PROBLEM TO WORK ON –
Copy every entry word for word, but skip the pictures.

(Stored records)
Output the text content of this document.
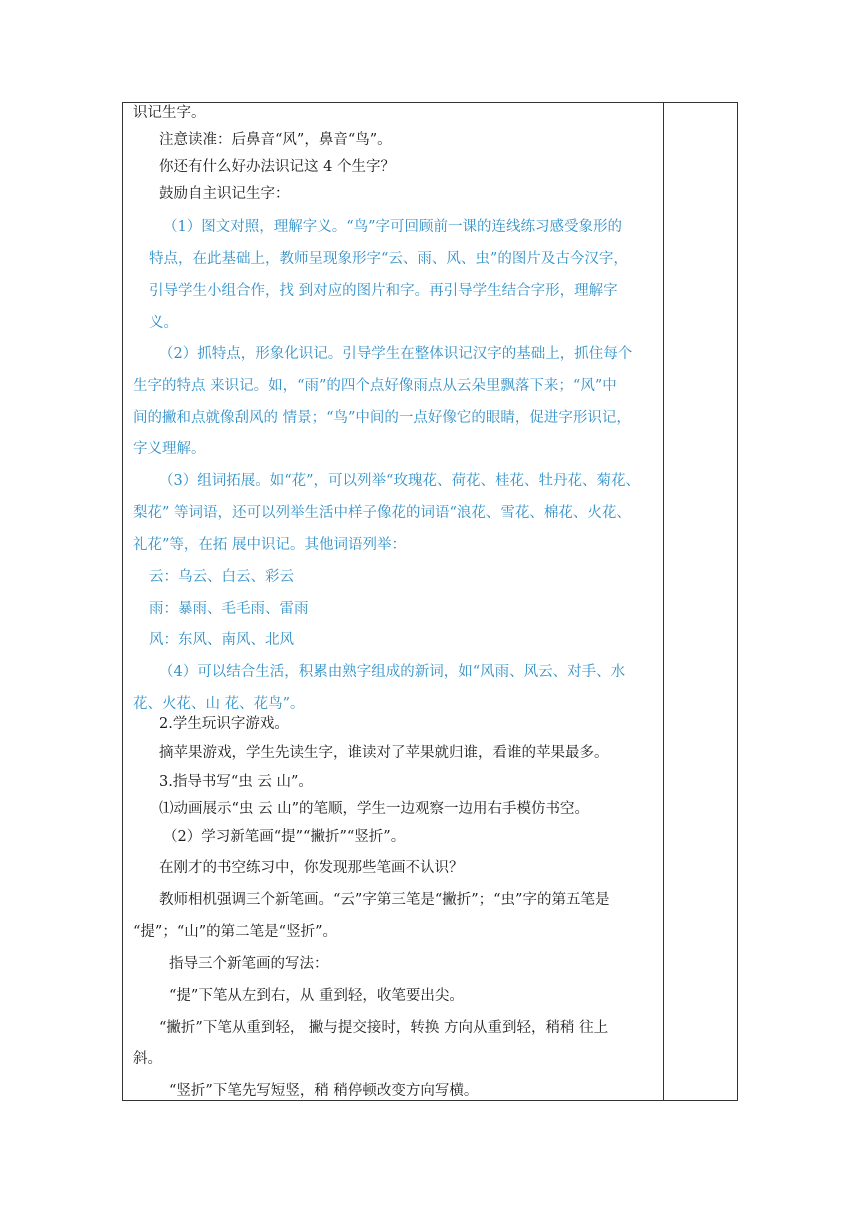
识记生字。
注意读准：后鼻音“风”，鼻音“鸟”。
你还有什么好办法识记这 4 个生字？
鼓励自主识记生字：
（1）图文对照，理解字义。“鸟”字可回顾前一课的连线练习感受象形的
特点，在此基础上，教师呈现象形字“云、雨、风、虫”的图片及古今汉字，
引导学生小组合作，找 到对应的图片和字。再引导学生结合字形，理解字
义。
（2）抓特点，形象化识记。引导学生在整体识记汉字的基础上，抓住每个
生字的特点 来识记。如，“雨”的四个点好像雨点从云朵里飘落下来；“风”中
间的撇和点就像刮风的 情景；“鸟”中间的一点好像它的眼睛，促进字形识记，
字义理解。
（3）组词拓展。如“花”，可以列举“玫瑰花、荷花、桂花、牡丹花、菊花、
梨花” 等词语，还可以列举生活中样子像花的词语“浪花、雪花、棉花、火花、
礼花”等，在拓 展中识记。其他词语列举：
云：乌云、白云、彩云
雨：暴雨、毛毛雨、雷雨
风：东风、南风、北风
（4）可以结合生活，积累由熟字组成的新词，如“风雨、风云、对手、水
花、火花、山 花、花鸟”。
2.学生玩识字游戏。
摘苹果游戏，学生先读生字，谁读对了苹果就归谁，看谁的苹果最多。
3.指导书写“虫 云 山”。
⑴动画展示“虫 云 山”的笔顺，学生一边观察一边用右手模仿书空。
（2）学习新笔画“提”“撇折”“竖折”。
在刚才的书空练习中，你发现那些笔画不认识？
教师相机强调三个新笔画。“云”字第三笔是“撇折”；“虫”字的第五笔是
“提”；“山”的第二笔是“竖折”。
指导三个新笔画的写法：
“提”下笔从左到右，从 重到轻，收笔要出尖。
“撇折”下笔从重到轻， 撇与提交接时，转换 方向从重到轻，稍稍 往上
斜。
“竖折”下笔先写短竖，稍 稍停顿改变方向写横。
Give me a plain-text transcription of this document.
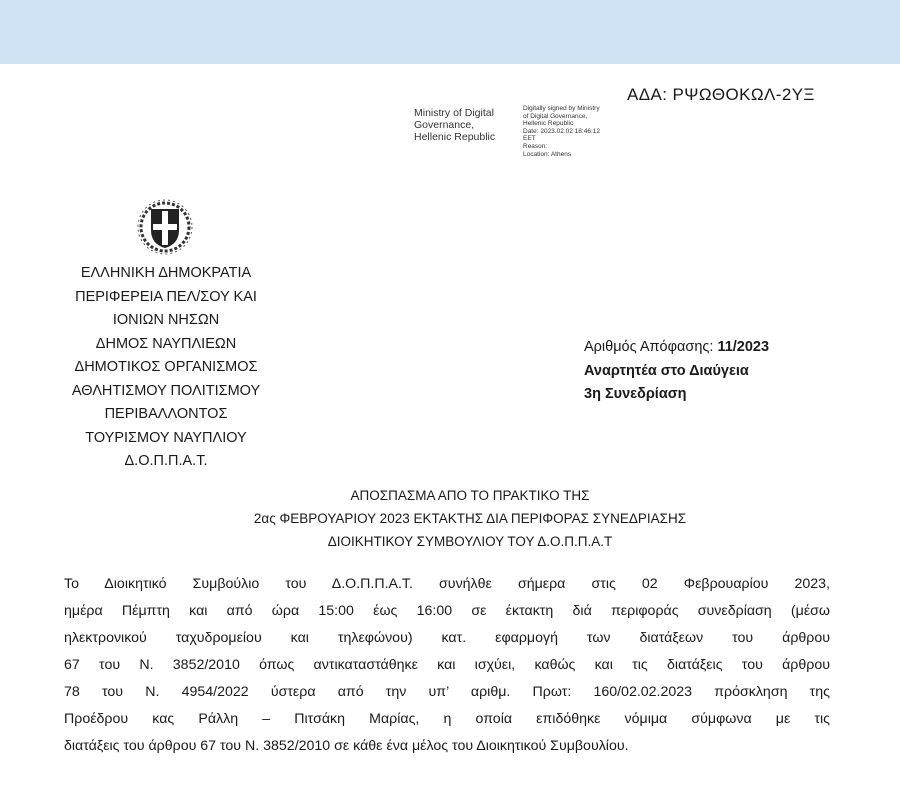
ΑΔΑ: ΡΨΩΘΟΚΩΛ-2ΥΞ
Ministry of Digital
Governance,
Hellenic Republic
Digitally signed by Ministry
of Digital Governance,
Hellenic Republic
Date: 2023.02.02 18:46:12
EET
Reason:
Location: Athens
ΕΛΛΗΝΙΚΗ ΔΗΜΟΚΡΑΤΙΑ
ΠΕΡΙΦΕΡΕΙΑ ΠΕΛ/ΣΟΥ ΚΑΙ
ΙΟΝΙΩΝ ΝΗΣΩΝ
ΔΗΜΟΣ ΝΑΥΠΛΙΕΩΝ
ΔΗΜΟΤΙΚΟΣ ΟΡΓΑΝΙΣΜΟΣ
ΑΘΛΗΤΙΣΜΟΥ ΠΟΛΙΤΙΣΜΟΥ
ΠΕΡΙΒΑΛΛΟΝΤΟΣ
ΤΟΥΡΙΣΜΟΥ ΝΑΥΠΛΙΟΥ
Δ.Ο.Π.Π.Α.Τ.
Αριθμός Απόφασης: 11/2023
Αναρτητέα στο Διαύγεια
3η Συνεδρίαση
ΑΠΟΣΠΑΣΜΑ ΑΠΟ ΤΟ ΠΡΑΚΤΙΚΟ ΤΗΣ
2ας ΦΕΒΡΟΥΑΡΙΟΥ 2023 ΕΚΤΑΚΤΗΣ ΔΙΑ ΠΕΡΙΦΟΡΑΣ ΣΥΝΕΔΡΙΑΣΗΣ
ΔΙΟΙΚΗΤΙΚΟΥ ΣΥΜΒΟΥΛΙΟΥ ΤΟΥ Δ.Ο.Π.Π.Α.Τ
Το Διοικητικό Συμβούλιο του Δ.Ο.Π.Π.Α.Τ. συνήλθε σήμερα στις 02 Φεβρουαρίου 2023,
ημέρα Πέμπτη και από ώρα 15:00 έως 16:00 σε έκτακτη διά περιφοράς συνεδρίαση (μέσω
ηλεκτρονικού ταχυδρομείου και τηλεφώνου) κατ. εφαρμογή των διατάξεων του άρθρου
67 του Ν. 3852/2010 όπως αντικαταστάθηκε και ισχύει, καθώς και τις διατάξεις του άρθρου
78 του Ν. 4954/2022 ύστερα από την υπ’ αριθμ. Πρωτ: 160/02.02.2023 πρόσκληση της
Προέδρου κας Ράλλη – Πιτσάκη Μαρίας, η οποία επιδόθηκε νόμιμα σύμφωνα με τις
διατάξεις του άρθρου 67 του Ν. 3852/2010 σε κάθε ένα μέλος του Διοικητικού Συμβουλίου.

RESPONSE TO THIS TASK –
Output the text content of this document.
识记生字。
注意读准：后鼻音“风”，鼻音“鸟”。
你还有什么好办法识记这 4 个生字？
鼓励自主识记生字：
（1）图文对照，理解字义。“鸟”字可回顾前一课的连线练习感受象形的
特点，在此基础上，教师呈现象形字“云、雨、风、虫”的图片及古今汉字，
引导学生小组合作，找 到对应的图片和字。再引导学生结合字形，理解字
义。
（2）抓特点，形象化识记。引导学生在整体识记汉字的基础上，抓住每个
生字的特点 来识记。如，“雨”的四个点好像雨点从云朵里飘落下来；“风”中
间的撇和点就像刮风的 情景；“鸟”中间的一点好像它的眼睛，促进字形识记，
字义理解。
（3）组词拓展。如“花”，可以列举“玫瑰花、荷花、桂花、牡丹花、菊花、
梨花” 等词语，还可以列举生活中样子像花的词语“浪花、雪花、棉花、火花、
礼花”等，在拓 展中识记。其他词语列举：
云：乌云、白云、彩云
雨：暴雨、毛毛雨、雷雨
风：东风、南风、北风
（4）可以结合生活，积累由熟字组成的新词，如“风雨、风云、对手、水
花、火花、山 花、花鸟”。
2.学生玩识字游戏。
摘苹果游戏，学生先读生字，谁读对了苹果就归谁，看谁的苹果最多。
3.指导书写“虫 云 山”。
⑴动画展示“虫 云 山”的笔顺，学生一边观察一边用右手模仿书空。
（2）学习新笔画“提”“撇折”“竖折”。
在刚才的书空练习中，你发现那些笔画不认识？
教师相机强调三个新笔画。“云”字第三笔是“撇折”；“虫”字的第五笔是
“提”；“山”的第二笔是“竖折”。
指导三个新笔画的写法：
“提”下笔从左到右，从 重到轻，收笔要出尖。
“撇折”下笔从重到轻， 撇与提交接时，转换 方向从重到轻，稍稍 往上
斜。
“竖折”下笔先写短竖，稍 稍停顿改变方向写横。
Give me a plain-text transcription of this document.
ΑΔΑ: ΡΨΩΘΟΚΩΛ-2ΥΞ
Ministry of Digital
Governance,
Hellenic Republic
Digitally signed by Ministry
of Digital Governance,
Hellenic Republic
Date: 2023.02.02 18:46:12
EET
Reason:
Location: Athens
ΕΛΛΗΝΙΚΗ ΔΗΜΟΚΡΑΤΙΑ
ΠΕΡΙΦΕΡΕΙΑ ΠΕΛ/ΣΟΥ ΚΑΙ
ΙΟΝΙΩΝ ΝΗΣΩΝ
ΔΗΜΟΣ ΝΑΥΠΛΙΕΩΝ
ΔΗΜΟΤΙΚΟΣ ΟΡΓΑΝΙΣΜΟΣ
ΑΘΛΗΤΙΣΜΟΥ ΠΟΛΙΤΙΣΜΟΥ
ΠΕΡΙΒΑΛΛΟΝΤΟΣ
ΤΟΥΡΙΣΜΟΥ ΝΑΥΠΛΙΟΥ
Δ.Ο.Π.Π.Α.Τ.
Αριθμός Απόφασης: 11/2023
Αναρτητέα στο Διαύγεια
3η Συνεδρίαση
ΑΠΟΣΠΑΣΜΑ ΑΠΟ ΤΟ ΠΡΑΚΤΙΚΟ ΤΗΣ
2ας ΦΕΒΡΟΥΑΡΙΟΥ 2023 ΕΚΤΑΚΤΗΣ ΔΙΑ ΠΕΡΙΦΟΡΑΣ ΣΥΝΕΔΡΙΑΣΗΣ
ΔΙΟΙΚΗΤΙΚΟΥ ΣΥΜΒΟΥΛΙΟΥ ΤΟΥ Δ.Ο.Π.Π.Α.Τ
Το Διοικητικό Συμβούλιο του Δ.Ο.Π.Π.Α.Τ. συνήλθε σήμερα στις 02 Φεβρουαρίου 2023,
ημέρα Πέμπτη και από ώρα 15:00 έως 16:00 σε έκτακτη διά περιφοράς συνεδρίαση (μέσω
ηλεκτρονικού ταχυδρομείου και τηλεφώνου) κατ. εφαρμογή των διατάξεων του άρθρου
67 του Ν. 3852/2010 όπως αντικαταστάθηκε και ισχύει, καθώς και τις διατάξεις του άρθρου
78 του Ν. 4954/2022 ύστερα από την υπ’ αριθμ. Πρωτ: 160/02.02.2023 πρόσκληση της
Προέδρου κας Ράλλη – Πιτσάκη Μαρίας, η οποία επιδόθηκε νόμιμα σύμφωνα με τις
διατάξεις του άρθρου 67 του Ν. 3852/2010 σε κάθε ένα μέλος του Διοικητικού Συμβουλίου.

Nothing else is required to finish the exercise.